TASK:
Leave out any picture and return the remaining listing below exactly as given.

EXTRACTED RECORDS:
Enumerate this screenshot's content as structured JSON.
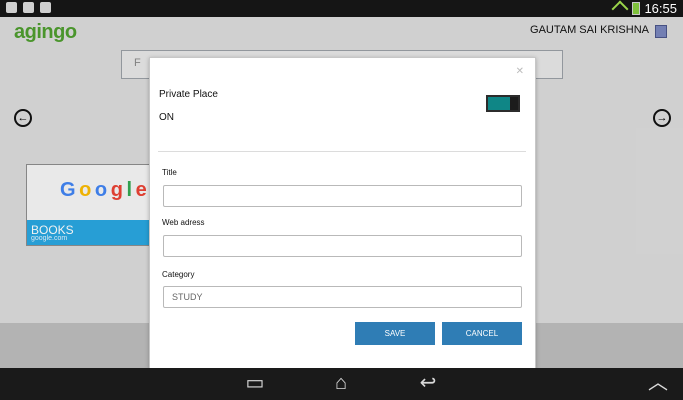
{
  "statusbar": {
    "time": "16:55"
  },
  "header": {
    "logo": "agingo",
    "user_name": "GAUTAM SAI KRISHNA"
  },
  "search": {
    "placeholder": "F"
  },
  "tile": {
    "doodle_text": [
      "G",
      "o",
      "o",
      "g",
      "l",
      "e"
    ],
    "title": "BOOKS",
    "url": "google.com"
  },
  "modal": {
    "private_label": "Private Place",
    "private_state": "ON",
    "fields": {
      "title_label": "Title",
      "web_label": "Web adress",
      "category_label": "Category",
      "category_value": "STUDY"
    },
    "buttons": {
      "save": "SAVE",
      "cancel": "CANCEL"
    }
  },
  "colors": {
    "accent_blue": "#2f7db5",
    "toggle_teal": "#0f8686",
    "logo_green": "#4f9e2f",
    "tile_blue": "#2aa7e1"
  }
}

ANSWER:
Enumerate this screenshot's content as structured JSON.
{
  "statusbar": {
    "time": "16:55"
  },
  "header": {
    "logo": "agingo",
    "user_name": "GAUTAM SAI KRISHNA"
  },
  "search": {
    "placeholder": "F"
  },
  "tile": {
    "doodle_text": [
      "G",
      "o",
      "o",
      "g",
      "l",
      "e"
    ],
    "title": "BOOKS",
    "url": "google.com"
  },
  "modal": {
    "private_label": "Private Place",
    "private_state": "ON",
    "fields": {
      "title_label": "Title",
      "web_label": "Web adress",
      "category_label": "Category",
      "category_value": "STUDY"
    },
    "buttons": {
      "save": "SAVE",
      "cancel": "CANCEL"
    }
  },
  "colors": {
    "accent_blue": "#2f7db5",
    "toggle_teal": "#0f8686",
    "logo_green": "#4f9e2f",
    "tile_blue": "#2aa7e1"
  }
}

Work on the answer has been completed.